▸ EXERCISE GOAL
Your answer should be a single number: the count of lines containing "göre".

Data records

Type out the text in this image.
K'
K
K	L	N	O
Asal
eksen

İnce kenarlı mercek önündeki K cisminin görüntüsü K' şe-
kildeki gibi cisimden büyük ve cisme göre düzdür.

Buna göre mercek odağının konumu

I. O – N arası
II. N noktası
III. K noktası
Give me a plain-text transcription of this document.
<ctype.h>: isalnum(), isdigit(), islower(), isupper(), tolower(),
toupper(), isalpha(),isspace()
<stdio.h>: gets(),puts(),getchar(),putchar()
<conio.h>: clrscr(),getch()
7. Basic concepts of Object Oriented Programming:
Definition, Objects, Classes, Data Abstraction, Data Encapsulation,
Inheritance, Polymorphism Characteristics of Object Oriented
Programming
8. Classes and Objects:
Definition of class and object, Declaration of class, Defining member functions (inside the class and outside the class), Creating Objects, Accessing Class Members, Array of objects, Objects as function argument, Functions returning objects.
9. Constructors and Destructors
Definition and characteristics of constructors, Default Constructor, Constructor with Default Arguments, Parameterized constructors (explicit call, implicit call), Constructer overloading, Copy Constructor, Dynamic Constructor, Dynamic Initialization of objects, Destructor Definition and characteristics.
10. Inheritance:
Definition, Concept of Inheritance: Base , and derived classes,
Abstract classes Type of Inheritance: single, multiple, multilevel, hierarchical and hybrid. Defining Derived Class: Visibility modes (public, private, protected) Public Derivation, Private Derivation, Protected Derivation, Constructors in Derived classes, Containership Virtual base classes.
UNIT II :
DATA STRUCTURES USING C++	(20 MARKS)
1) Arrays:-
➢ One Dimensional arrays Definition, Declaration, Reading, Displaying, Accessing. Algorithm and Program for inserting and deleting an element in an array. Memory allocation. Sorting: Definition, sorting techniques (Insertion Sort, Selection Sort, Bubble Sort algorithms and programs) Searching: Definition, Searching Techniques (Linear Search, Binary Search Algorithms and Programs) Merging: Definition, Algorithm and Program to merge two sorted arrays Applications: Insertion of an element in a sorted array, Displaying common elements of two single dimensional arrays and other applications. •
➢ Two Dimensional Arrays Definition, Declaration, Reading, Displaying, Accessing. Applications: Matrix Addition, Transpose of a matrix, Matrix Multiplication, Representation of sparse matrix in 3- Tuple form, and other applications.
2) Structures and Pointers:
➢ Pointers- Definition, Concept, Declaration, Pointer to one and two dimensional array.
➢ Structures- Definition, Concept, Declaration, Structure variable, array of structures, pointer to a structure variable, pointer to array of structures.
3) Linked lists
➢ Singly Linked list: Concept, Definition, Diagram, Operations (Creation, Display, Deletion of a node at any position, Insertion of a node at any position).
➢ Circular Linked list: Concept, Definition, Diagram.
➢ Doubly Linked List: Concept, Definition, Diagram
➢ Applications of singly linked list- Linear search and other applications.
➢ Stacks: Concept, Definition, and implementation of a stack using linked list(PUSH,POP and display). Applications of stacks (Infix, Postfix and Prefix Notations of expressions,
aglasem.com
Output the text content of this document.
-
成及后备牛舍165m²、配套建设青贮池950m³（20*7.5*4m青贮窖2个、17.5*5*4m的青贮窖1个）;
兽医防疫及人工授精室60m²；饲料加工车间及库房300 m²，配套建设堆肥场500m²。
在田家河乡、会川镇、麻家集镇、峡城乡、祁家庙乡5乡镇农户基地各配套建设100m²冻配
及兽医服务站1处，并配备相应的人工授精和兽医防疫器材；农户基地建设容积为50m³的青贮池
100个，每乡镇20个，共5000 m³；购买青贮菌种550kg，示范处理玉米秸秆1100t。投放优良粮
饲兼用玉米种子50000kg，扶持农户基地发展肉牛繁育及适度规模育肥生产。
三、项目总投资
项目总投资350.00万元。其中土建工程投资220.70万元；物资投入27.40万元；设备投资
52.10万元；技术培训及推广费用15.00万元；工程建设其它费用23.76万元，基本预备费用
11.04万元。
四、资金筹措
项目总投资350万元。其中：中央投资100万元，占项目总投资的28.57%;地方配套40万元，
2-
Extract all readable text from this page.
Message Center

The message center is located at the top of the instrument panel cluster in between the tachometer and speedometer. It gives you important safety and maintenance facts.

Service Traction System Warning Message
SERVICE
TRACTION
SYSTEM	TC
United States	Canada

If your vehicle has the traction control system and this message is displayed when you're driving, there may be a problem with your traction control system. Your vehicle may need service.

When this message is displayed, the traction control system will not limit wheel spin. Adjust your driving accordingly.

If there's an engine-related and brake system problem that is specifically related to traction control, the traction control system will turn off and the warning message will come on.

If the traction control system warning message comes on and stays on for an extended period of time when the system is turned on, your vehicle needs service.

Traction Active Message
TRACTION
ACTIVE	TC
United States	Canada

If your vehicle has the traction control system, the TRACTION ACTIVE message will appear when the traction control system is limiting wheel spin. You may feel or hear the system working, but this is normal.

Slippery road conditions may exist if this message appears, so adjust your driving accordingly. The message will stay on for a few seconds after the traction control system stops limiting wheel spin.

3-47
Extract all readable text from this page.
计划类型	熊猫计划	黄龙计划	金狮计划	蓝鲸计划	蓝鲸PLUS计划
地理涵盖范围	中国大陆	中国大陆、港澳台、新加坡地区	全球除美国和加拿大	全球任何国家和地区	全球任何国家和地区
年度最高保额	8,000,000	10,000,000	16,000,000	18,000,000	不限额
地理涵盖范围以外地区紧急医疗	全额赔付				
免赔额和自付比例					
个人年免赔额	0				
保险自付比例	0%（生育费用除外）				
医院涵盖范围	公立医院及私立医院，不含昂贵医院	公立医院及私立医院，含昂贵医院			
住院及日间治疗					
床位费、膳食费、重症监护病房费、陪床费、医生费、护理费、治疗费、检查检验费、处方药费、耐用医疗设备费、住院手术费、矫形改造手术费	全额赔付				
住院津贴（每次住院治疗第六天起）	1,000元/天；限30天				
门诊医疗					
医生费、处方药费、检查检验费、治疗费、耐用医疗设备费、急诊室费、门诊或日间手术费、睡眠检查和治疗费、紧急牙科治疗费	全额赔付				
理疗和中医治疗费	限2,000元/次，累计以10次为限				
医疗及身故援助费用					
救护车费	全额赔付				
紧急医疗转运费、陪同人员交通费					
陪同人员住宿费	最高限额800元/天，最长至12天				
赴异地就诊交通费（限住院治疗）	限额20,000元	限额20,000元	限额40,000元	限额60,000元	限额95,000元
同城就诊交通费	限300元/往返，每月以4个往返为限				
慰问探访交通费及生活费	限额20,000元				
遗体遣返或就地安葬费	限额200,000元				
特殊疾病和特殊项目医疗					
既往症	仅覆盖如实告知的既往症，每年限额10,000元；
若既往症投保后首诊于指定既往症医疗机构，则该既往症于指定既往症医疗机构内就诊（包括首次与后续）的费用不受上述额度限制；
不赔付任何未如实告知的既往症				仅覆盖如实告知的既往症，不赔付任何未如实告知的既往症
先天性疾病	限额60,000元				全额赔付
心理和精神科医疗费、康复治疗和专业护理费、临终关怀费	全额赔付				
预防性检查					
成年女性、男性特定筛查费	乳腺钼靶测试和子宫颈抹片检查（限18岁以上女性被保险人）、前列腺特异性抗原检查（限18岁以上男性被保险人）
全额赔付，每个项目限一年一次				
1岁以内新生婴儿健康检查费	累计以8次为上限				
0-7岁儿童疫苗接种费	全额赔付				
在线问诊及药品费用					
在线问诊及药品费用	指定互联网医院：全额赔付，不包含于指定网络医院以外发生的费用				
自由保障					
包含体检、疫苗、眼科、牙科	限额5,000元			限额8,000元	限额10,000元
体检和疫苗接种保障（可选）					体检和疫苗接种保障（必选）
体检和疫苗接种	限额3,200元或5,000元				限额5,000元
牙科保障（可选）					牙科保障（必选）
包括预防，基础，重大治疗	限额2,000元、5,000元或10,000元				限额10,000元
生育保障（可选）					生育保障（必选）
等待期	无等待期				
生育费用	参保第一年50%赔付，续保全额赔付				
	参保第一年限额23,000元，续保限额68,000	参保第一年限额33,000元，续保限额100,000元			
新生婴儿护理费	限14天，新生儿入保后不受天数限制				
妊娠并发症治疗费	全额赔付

▸ EXPECTED OUTPUT
2